▶

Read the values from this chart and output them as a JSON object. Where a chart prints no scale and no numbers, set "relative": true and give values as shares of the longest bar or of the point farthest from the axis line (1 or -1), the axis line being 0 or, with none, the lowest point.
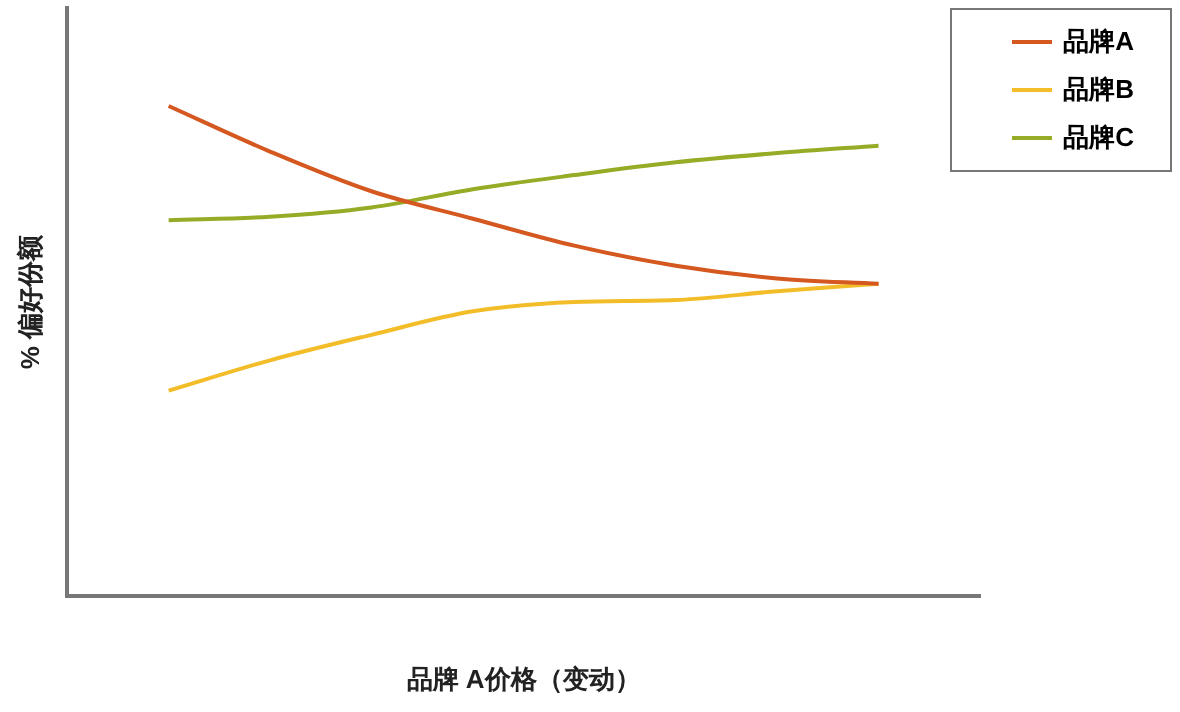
{
  "chart_data": {
    "type": "line",
    "relative": true,
    "xlabel": "品牌 A价格（变动）",
    "ylabel": "% 偏好份额",
    "grid": false,
    "legend": "top right",
    "marker": "none",
    "categories": [
      null,
      null,
      null,
      null,
      null,
      null,
      null,
      null,
      null,
      null
    ],
    "series": [
      {
        "name": "品牌A",
        "color": "#d4581f",
        "values": [
          null,
          1,
          0.907,
          0.826,
          0.77,
          0.715,
          0.674,
          0.648,
          0.637,
          null
        ]
      },
      {
        "name": "品牌B",
        "color": "#f3bd2a",
        "values": [
          null,
          0.419,
          0.481,
          0.533,
          0.581,
          0.6,
          0.604,
          0.622,
          0.637,
          null
        ]
      },
      {
        "name": "品牌C",
        "color": "#97ab26",
        "values": [
          null,
          0.767,
          0.774,
          0.793,
          0.83,
          0.859,
          0.885,
          0.904,
          0.919,
          null
        ]
      }
    ]
  }
}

◀

#### PROBLEM DETAILS
Quote the data above in full and without alteration; skip the pictures.

#### FINISHED TASK
Read the values from this chart and output them as a JSON object. Where a chart prints no scale and no numbers, set "relative": true and give values as shares of the longest bar or of the point farthest from the axis line (1 or -1), the axis line being 0 or, with none, the lowest point.
{
  "chart_data": {
    "type": "line",
    "relative": true,
    "xlabel": "品牌 A价格（变动）",
    "ylabel": "% 偏好份额",
    "grid": false,
    "legend": "top right",
    "marker": "none",
    "categories": [
      null,
      null,
      null,
      null,
      null,
      null,
      null,
      null,
      null,
      null
    ],
    "series": [
      {
        "name": "品牌A",
        "color": "#d4581f",
        "values": [
          null,
          1,
          0.907,
          0.826,
          0.77,
          0.715,
          0.674,
          0.648,
          0.637,
          null
        ]
      },
      {
        "name": "品牌B",
        "color": "#f3bd2a",
        "values": [
          null,
          0.419,
          0.481,
          0.533,
          0.581,
          0.6,
          0.604,
          0.622,
          0.637,
          null
        ]
      },
      {
        "name": "品牌C",
        "color": "#97ab26",
        "values": [
          null,
          0.767,
          0.774,
          0.793,
          0.83,
          0.859,
          0.885,
          0.904,
          0.919,
          null
        ]
      }
    ]
  }
}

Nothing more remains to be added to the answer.